## WORKING DATA
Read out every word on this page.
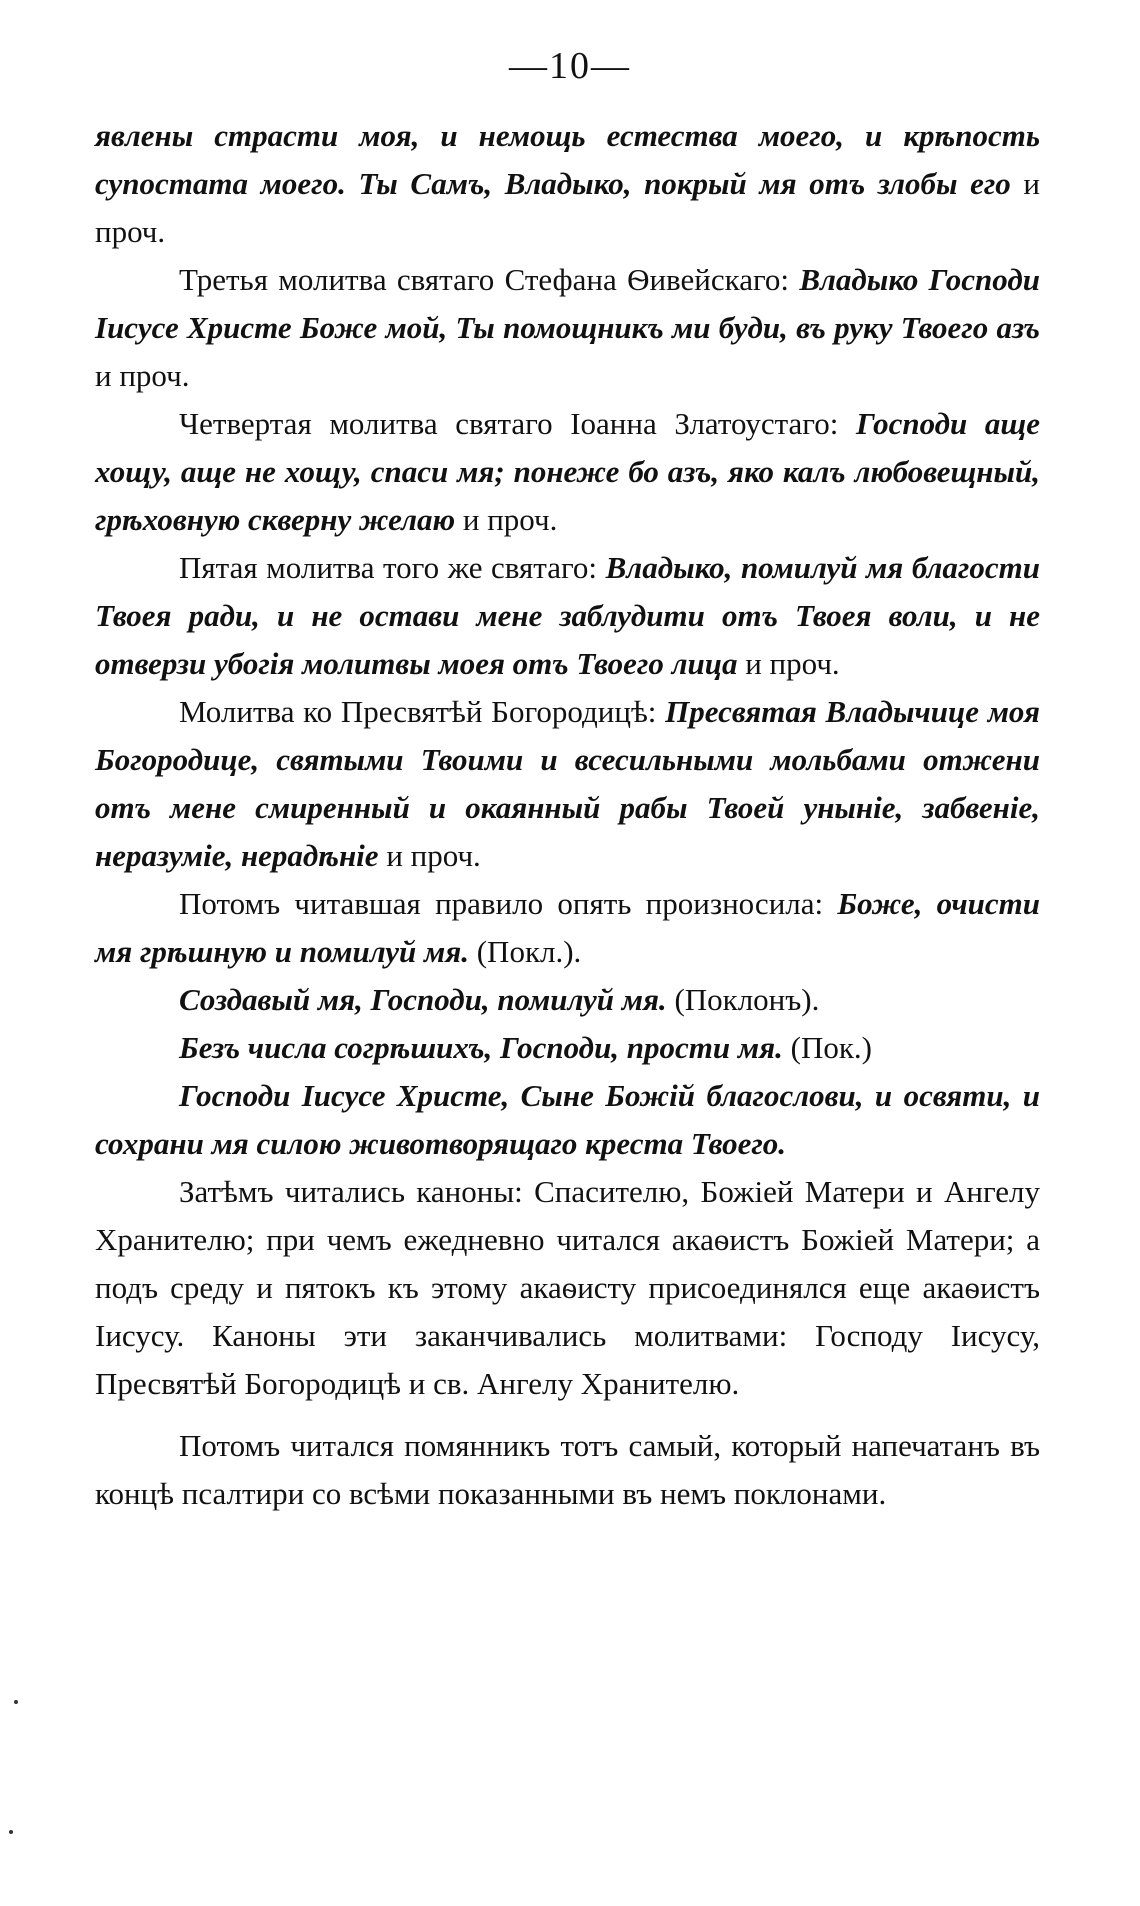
—10—

явлены страсти моя, и немощь естества моего, и крѣпость супостата моего. Ты Самъ, Владыко, покрый мя отъ злобы его и проч.

Третья молитва святаго Стефана Ѳивейскаго: Владыко Господи Іисусе Христе Боже мой, Ты помощникъ ми буди, въ руку Твоего азъ и проч.

Четвертая молитва святаго Іоанна Златоустаго: Господи аще хощу, аще не хощу, спаси мя; понеже бо азъ, яко калъ любовещный, грѣховную скверну желаю и проч.

Пятая молитва того же святаго: Владыко, помилуй мя благости Твоея ради, и не остави мене заблудити отъ Твоея воли, и не отверзи убогія молитвы моея отъ Твоего лица и проч.

Молитва ко Пресвятѣй Богородицѣ: Пресвятая Владычице моя Богородице, святыми Твоими и всесильными мольбами отжени отъ мене смиренный и окаянный рабы Твоей уныніе, забвеніе, неразуміе, нерадѣніе и проч.

Потомъ читавшая правило опять произносила: Боже, очисти мя грѣшную и помилуй мя. (Покл.).

Создавый мя, Господи, помилуй мя. (Поклонъ).

Безъ числа согрѣшихъ, Господи, прости мя. (Пок.)

Господи Іисусе Христе, Сыне Божій благослови, и освяти, и сохрани мя силою животворящаго креста Твоего.

Затѣмъ читались каноны: Спасителю, Божіей Матери и Ангелу Хранителю; при чемъ ежедневно читался акаѳистъ Божіей Матери; а подъ среду и пятокъ къ этому акаѳисту присоединялся еще акаѳистъ Іисусу. Каноны эти заканчивались молитвами: Господу Іисусу, Пресвятѣй Богородицѣ и св. Ангелу Хранителю.

Потомъ читался помянникъ тотъ самый, который напечатанъ въ концѣ псалтири со всѣми показанными въ немъ поклонами.
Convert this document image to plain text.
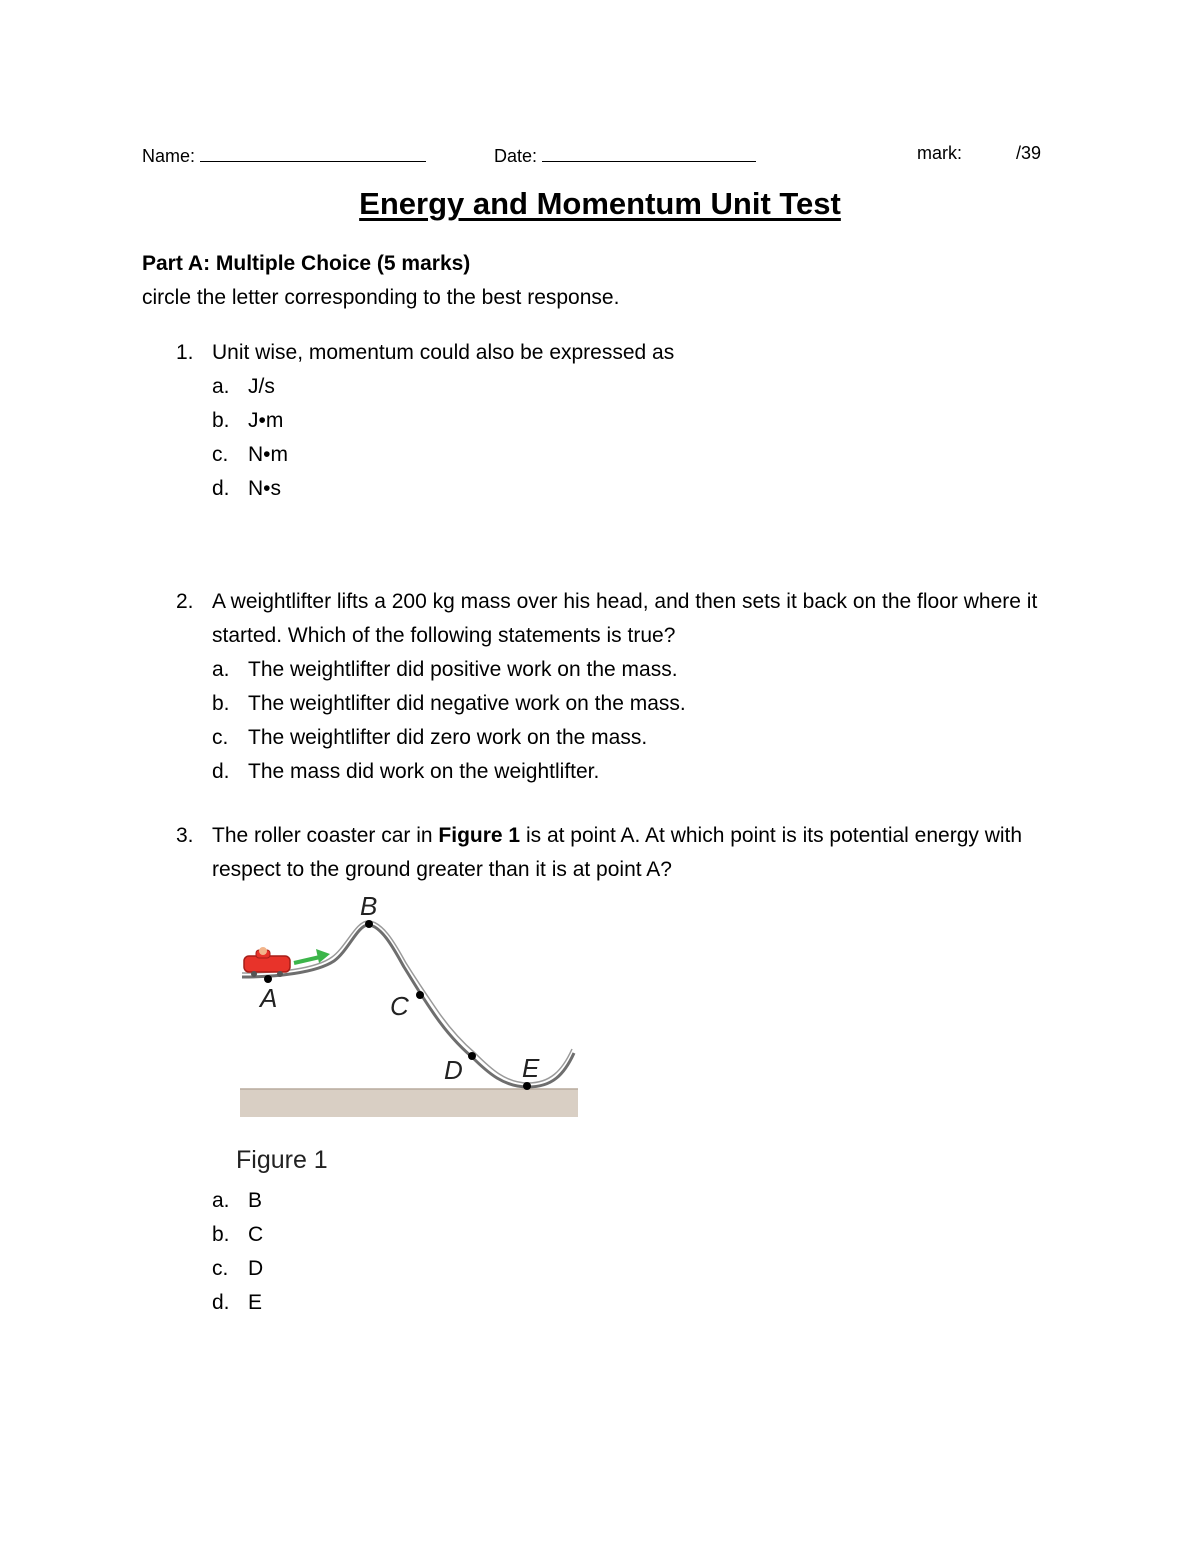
Name:	Date:	mark:	/39
Energy and Momentum Unit Test
Part A: Multiple Choice (5 marks)
circle the letter corresponding to the best response.
1. Unit wise, momentum could also be expressed as
a. J/s
b. J•m
c. N•m
d. N•s
2. A weightlifter lifts a 200 kg mass over his head, and then sets it back on the floor where it started. Which of the following statements is true?
a. The weightlifter did positive work on the mass.
b. The weightlifter did negative work on the mass.
c. The weightlifter did zero work on the mass.
d. The mass did work on the weightlifter.
3. The roller coaster car in Figure 1 is at point A. At which point is its potential energy with respect to the ground greater than it is at point A?
A
B
C
D E
Figure 1
a. B
b. C
c. D
d. E
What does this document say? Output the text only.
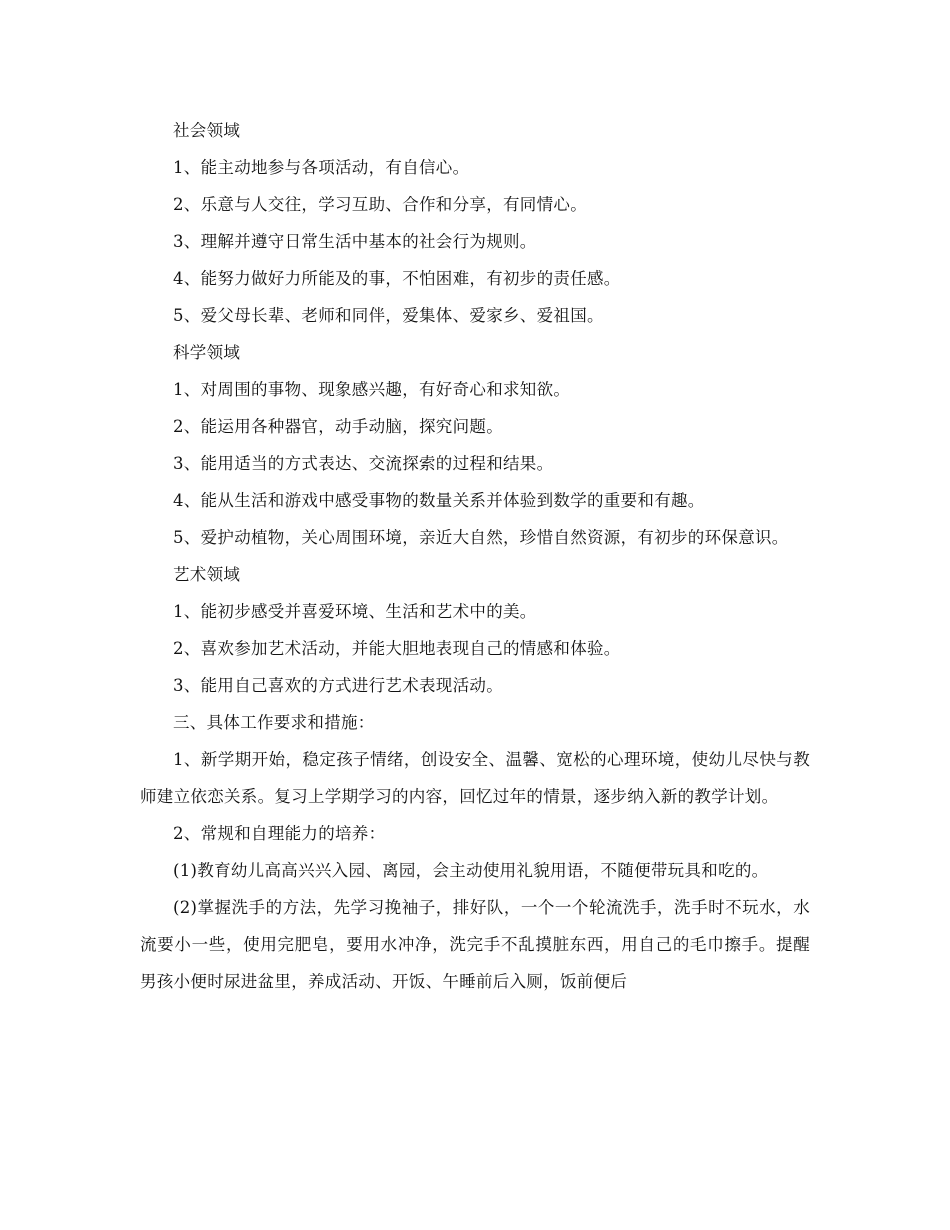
社会领域

1、能主动地参与各项活动，有自信心。

2、乐意与人交往，学习互助、合作和分享，有同情心。

3、理解并遵守日常生活中基本的社会行为规则。

4、能努力做好力所能及的事，不怕困难，有初步的责任感。

5、爱父母长辈、老师和同伴，爱集体、爱家乡、爱祖国。

科学领域

1、对周围的事物、现象感兴趣，有好奇心和求知欲。

2、能运用各种器官，动手动脑，探究问题。

3、能用适当的方式表达、交流探索的过程和结果。

4、能从生活和游戏中感受事物的数量关系并体验到数学的重要和有趣。

5、爱护动植物，关心周围环境，亲近大自然，珍惜自然资源，有初步的环保意识。

艺术领域

1、能初步感受并喜爱环境、生活和艺术中的美。

2、喜欢参加艺术活动，并能大胆地表现自己的情感和体验。

3、能用自己喜欢的方式进行艺术表现活动。

三、具体工作要求和措施：

1、新学期开始，稳定孩子情绪，创设安全、温馨、宽松的心理环境，使幼儿尽快与教师建立依恋关系。复习上学期学习的内容，回忆过年的情景，逐步纳入新的教学计划。

2、常规和自理能力的培养：

(1)教育幼儿高高兴兴入园、离园，会主动使用礼貌用语，不随便带玩具和吃的。

(2)掌握洗手的方法，先学习挽袖子，排好队，一个一个轮流洗手，洗手时不玩水，水流要小一些，使用完肥皂，要用水冲净，洗完手不乱摸脏东西，用自己的毛巾擦手。提醒男孩小便时尿进盆里，养成活动、开饭、午睡前后入厕，饭前便后
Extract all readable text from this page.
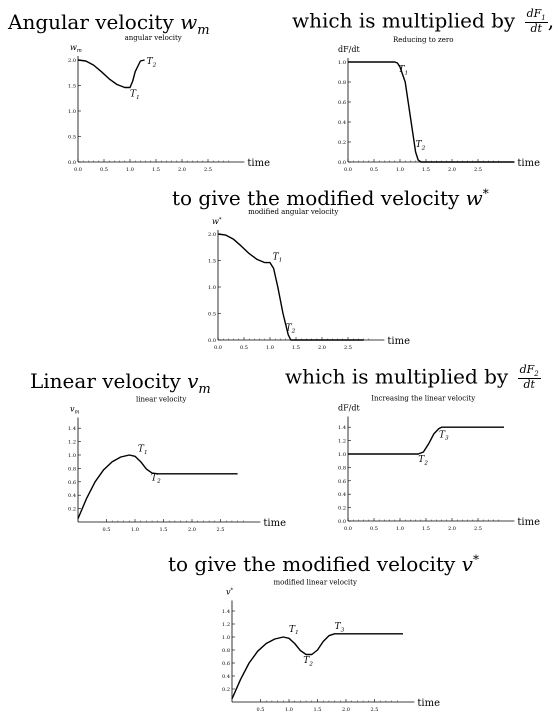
Angular velocity $w_m$	which is multiplied by $\frac{dF_1}{dt}$ ,
to give the modified velocity w*
Linear velocity $v_m$
which is multiplied by $\frac{dF_2}{dt}$
to give the modified velocity v*
0.0	0.5	1.0	1.5	2.0	2.5
0.0
0.5
1.0
1.5
2.0
time
$w_m$
angular velocity
$T_1$
$T_2$
0.0	0.5	1.0	1.5	2.0	2.5
0.0
0.2
0.4
0.6
0.8
1.0
time
dF/dt
Reducing to zero
$T_1$
$T_2$
0.0	0.5	1.0	1.5	2.0	2.5
0.0
0.5
1.0
1.5
2.0
time
w*
modified angular velocity
$T_1$
$T_2$
0.5	1.0	1.5	2.0	2.5
0.2
0.4
0.6
0.8
1.0
1.2
1.4
time
$v_m$
linear velocity
$T_1$
$T_2$
0.0	0.5	1.0	1.5	2.0	2.5
0.0
0.2
0.4
0.6
0.8
1.0
1.2
1.4
time
dF/dt
Increasing the linear velocity
$T_2$
$T_3$
0.5	1.0	1.5	2.0	2.5
0.2
0.4
0.6
0.8
1.0
1.2
1.4
time
v*
modified linear velocity
$T_1$
$T_2$
$T_3$
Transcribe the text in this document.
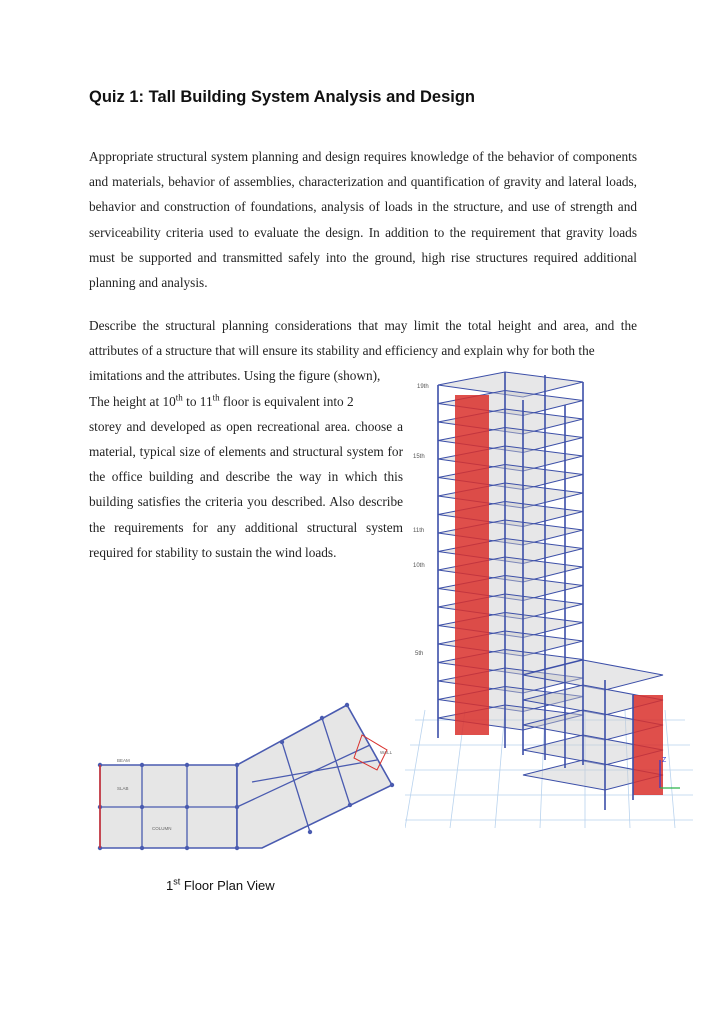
Quiz 1: Tall Building System Analysis and Design

Appropriate structural system planning and design requires knowledge of the behavior of components and materials, behavior of assemblies, characterization and quantification of gravity and lateral loads, behavior and construction of foundations, analysis of loads in the structure, and use of strength and serviceability criteria used to evaluate the design. In addition to the requirement that gravity loads must be supported and transmitted safely into the ground, high rise structures required additional planning and analysis.

Describe the structural planning considerations that may limit the total height and area, and the attributes of a structure that will ensure its stability and efficiency and explain why for both the
imitations and the attributes. Using the figure (shown),
The height at 10th to 11th floor is equivalent into 2
storey and developed as open recreational area. choose a material, typical size of elements and structural system for the office building and describe the way in which this building satisfies the criteria you described. Also describe the requirements for any additional structural system required for stability to sustain the wind loads.
19th
15th
11th
10th
5th
Z
BEAM
SLAB
COLUMN
WALL

1st Floor Plan View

## SHORT PROBLEM
Every line holding "Потомъ" should be copied out.

## WRITTEN RESPONSE
Потомъ читавшая правило опять произносила: Боже, очисти мя грѣшную и помилуй мя. (Покл.).
Потомъ читался помянникъ тотъ самый, который напечатанъ въ концѣ псалтири со всѣми показанными въ немъ поклонами.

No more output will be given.